*** RECORD EXTRACTS ***
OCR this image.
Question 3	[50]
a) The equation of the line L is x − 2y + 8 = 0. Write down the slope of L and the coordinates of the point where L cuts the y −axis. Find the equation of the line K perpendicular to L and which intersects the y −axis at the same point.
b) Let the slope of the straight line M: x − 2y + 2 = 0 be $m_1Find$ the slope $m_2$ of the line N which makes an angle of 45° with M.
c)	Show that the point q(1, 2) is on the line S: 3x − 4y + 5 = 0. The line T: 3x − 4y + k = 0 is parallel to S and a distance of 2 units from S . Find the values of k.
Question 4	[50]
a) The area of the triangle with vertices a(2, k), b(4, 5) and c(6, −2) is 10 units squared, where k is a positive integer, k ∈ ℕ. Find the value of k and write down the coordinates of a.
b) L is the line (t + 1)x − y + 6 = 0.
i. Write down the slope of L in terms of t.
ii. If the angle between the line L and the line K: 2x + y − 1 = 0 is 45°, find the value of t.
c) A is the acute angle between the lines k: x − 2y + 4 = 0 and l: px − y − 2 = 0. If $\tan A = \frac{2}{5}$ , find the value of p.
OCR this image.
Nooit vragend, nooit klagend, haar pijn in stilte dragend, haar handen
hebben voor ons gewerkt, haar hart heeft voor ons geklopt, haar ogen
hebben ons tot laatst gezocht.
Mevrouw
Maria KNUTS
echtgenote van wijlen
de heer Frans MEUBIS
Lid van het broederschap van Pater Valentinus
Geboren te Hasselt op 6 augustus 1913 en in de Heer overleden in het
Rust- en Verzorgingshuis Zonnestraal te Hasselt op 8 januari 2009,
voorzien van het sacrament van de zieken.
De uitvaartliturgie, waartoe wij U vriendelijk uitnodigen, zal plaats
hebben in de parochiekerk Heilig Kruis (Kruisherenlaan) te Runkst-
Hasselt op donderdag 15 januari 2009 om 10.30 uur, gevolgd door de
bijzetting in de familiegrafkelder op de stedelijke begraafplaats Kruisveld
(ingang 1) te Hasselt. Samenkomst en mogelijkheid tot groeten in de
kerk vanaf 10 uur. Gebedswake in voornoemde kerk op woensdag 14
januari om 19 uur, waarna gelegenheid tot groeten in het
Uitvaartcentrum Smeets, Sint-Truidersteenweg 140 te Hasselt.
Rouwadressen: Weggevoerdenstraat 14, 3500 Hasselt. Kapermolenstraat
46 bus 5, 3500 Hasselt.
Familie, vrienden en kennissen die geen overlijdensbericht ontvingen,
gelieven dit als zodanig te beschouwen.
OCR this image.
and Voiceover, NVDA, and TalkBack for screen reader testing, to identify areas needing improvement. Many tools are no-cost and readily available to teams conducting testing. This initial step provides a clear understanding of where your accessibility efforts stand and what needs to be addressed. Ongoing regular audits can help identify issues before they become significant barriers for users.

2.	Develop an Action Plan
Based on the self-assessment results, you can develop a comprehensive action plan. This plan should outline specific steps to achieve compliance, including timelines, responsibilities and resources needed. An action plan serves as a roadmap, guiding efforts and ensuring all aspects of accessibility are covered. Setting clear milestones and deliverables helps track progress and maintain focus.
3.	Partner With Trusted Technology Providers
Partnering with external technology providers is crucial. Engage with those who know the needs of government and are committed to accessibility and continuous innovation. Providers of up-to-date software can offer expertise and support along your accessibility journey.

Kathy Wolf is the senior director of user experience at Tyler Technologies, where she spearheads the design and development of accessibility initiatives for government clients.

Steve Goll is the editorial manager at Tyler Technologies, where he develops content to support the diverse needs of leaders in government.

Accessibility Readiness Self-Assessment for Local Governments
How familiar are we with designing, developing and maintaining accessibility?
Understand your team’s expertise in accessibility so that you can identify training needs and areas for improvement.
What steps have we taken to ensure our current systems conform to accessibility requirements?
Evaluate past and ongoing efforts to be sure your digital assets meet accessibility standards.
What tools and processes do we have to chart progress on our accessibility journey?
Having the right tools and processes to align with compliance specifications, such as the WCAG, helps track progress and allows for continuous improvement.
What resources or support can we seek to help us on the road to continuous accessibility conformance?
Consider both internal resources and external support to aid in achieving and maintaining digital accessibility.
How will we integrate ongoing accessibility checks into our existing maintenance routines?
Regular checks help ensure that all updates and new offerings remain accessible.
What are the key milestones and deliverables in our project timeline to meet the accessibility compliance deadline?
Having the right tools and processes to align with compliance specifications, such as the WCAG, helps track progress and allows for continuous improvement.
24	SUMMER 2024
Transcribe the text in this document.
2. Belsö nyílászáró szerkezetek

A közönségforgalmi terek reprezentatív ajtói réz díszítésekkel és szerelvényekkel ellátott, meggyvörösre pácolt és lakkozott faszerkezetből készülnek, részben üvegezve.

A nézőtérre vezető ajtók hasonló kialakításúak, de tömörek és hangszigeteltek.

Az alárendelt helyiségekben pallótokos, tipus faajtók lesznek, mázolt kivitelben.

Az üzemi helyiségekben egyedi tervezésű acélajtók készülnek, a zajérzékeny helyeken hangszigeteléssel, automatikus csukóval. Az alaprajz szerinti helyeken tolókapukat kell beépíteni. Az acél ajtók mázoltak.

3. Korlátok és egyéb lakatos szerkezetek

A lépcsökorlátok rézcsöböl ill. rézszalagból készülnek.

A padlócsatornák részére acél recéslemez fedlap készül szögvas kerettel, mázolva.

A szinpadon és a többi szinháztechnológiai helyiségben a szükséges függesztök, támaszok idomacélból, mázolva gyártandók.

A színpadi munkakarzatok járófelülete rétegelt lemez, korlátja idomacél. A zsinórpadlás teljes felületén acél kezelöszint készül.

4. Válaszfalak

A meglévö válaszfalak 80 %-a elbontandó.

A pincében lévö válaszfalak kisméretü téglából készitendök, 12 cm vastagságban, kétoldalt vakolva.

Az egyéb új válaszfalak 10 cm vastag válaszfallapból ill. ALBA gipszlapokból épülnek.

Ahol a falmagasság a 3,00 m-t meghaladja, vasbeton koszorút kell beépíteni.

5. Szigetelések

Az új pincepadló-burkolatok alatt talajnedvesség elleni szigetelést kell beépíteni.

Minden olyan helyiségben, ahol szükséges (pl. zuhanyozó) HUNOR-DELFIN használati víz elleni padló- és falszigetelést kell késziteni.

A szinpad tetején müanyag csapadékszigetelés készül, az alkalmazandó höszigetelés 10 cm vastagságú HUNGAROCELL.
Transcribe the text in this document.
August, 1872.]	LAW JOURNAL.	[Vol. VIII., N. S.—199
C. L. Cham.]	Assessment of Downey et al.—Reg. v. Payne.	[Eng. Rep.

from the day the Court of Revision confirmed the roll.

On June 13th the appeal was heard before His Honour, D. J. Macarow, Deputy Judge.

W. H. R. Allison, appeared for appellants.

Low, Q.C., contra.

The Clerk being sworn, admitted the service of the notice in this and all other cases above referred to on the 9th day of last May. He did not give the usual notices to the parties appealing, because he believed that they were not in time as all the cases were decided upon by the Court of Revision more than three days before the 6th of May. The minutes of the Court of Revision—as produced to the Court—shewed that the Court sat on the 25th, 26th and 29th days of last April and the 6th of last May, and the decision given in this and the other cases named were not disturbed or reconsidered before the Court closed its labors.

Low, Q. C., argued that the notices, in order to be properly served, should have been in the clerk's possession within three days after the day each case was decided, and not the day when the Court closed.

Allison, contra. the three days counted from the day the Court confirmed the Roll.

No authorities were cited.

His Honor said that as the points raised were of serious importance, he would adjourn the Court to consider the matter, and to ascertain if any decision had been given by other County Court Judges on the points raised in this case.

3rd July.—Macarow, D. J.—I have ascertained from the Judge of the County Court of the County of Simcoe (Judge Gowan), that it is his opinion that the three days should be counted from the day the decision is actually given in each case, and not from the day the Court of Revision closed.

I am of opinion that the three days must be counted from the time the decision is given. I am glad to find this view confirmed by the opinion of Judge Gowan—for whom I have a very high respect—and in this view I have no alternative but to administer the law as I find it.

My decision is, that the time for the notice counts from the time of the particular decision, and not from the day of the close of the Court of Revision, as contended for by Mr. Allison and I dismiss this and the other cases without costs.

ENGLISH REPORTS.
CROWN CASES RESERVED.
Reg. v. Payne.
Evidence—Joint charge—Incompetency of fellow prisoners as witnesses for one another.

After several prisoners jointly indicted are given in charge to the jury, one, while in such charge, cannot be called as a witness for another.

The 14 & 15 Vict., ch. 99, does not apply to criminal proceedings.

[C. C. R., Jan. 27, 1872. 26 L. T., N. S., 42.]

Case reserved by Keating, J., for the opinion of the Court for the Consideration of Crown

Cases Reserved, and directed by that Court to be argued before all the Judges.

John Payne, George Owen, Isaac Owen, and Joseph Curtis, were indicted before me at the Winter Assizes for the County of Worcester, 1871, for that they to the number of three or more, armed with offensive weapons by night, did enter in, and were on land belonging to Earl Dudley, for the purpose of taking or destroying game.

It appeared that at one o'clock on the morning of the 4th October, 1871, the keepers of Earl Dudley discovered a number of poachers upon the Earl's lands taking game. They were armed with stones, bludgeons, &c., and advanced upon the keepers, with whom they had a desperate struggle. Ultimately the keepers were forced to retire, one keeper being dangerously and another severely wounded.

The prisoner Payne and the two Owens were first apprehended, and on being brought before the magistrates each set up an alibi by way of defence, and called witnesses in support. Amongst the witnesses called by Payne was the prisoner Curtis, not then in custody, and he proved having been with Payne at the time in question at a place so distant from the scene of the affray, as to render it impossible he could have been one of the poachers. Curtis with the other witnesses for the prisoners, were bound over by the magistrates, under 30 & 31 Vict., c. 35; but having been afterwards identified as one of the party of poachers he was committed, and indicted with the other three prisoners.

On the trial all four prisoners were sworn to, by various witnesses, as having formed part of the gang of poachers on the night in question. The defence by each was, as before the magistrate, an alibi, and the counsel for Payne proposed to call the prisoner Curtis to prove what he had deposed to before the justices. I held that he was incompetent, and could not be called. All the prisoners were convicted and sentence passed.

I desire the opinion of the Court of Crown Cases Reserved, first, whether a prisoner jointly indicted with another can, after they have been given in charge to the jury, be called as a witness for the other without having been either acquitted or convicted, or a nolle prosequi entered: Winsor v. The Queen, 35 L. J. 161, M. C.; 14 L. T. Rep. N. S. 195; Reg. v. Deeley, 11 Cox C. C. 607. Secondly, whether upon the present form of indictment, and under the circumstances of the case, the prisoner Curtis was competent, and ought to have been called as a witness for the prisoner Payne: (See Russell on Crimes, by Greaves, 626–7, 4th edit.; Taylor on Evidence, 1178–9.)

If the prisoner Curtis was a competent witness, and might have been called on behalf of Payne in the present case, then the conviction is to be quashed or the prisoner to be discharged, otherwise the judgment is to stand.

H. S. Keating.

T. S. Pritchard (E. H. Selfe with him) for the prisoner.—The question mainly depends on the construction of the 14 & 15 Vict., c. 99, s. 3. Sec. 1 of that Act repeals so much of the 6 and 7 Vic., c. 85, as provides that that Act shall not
***
_WRITTEN REQUEST:_
Which lines of the data include "compliance"? Copy each of them.

_CORRECT ANSWER:_
Based on the self-assessment results, you can develop a comprehensive action plan. This plan should outline specific steps to achieve compliance, including timelines, responsibilities and resources needed. An action plan serves as a roadmap, guiding efforts and ensuring all aspects of accessibility are covered. Setting clear milestones and deliverables helps track progress and maintain focus.
Having the right tools and processes to align with compliance specifications, such as the WCAG, helps track progress and allows for continuous improvement.
What are the key milestones and deliverables in our project timeline to meet the accessibility compliance deadline?
Having the right tools and processes to align with compliance specifications, such as the WCAG, helps track progress and allows for continuous improvement.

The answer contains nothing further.